TASK TO COMPLETE:
Keep only the lines of the data below that contain "网络营销微观环境", and copy them.

ENTRIES SUPPLIED:
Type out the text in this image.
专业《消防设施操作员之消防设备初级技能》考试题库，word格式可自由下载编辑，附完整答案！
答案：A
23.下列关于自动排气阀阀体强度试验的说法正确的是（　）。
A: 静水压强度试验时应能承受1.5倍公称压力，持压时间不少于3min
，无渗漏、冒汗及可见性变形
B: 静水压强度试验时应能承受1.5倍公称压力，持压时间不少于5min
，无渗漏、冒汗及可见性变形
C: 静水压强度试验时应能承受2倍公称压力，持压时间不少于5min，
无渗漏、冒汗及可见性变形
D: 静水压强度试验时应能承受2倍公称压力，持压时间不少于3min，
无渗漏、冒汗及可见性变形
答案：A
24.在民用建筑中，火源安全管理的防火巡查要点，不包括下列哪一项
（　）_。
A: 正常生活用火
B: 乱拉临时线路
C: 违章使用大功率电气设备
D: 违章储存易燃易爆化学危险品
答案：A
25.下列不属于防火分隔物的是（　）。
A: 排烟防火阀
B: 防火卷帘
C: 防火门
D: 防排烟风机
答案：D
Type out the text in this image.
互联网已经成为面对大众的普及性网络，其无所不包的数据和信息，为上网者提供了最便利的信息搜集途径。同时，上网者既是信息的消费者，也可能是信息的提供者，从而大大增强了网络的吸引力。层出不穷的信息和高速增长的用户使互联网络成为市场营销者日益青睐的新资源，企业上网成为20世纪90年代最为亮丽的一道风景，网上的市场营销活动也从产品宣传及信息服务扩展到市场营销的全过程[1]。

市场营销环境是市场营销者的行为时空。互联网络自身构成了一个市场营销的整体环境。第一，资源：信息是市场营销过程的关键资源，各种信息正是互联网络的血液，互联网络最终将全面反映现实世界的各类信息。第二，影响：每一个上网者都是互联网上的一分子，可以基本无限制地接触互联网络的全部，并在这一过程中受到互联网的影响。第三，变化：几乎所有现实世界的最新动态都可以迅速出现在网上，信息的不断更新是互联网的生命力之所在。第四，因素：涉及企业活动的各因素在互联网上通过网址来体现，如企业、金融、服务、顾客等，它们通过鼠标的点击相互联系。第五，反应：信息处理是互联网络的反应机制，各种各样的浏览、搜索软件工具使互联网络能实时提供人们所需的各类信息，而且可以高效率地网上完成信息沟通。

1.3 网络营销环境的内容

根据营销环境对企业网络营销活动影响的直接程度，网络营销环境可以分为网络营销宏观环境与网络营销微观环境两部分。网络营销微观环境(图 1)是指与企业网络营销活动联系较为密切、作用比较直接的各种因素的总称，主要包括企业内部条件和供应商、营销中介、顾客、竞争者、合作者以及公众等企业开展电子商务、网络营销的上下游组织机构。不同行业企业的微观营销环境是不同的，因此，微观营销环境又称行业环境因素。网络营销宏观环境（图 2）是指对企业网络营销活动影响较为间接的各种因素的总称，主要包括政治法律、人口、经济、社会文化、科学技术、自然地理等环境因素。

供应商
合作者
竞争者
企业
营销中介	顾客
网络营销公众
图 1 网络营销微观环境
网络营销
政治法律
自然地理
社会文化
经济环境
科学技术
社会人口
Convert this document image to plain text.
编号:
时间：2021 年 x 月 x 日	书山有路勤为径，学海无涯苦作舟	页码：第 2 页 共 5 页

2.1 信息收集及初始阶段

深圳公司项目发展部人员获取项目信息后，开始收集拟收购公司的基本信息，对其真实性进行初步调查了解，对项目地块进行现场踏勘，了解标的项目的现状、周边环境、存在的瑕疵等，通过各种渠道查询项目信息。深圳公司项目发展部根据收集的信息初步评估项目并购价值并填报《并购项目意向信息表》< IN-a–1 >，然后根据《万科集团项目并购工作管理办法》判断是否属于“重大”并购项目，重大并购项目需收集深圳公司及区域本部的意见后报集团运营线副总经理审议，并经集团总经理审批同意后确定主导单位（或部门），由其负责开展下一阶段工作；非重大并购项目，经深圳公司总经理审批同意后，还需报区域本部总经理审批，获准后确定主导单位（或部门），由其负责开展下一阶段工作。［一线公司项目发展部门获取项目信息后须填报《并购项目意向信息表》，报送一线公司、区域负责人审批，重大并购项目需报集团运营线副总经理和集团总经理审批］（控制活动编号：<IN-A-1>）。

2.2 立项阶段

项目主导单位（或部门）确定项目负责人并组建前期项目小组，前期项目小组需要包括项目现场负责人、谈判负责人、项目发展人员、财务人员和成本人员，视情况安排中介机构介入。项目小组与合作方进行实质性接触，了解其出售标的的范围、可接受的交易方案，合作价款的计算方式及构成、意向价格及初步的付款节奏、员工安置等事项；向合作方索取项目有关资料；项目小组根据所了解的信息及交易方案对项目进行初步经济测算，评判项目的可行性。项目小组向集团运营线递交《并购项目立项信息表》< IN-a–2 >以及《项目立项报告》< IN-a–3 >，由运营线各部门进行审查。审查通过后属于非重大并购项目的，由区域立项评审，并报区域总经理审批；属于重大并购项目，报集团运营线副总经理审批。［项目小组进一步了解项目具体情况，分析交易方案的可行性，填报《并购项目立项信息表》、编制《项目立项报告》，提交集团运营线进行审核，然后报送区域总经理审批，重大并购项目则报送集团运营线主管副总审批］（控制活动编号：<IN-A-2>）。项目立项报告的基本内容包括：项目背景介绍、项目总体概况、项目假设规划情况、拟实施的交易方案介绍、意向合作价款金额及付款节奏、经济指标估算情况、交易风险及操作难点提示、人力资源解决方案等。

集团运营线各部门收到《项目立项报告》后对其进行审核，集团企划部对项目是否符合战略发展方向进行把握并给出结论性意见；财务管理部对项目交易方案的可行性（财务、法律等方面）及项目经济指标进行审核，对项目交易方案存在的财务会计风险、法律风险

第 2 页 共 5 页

TASK SOLUTION:
根据营销环境对企业网络营销活动影响的直接程度，网络营销环境可以分为网络营销宏观环境与网络营销微观环境两部分。网络营销微观环境(图 1)是指与企业网络营销活动联系较为密切、作用比较直接的各种因素的总称，主要包括企业内部条件和供应商、营销中介、顾客、竞争者、合作者以及公众等企业开展电子商务、网络营销的上下游组织机构。不同行业企业的微观营销环境是不同的，因此，微观营销环境又称行业环境因素。网络营销宏观环境（图 2）是指对企业网络营销活动影响较为间接的各种因素的总称，主要包括政治法律、人口、经济、社会文化、科学技术、自然地理等环境因素。
图 1 网络营销微观环境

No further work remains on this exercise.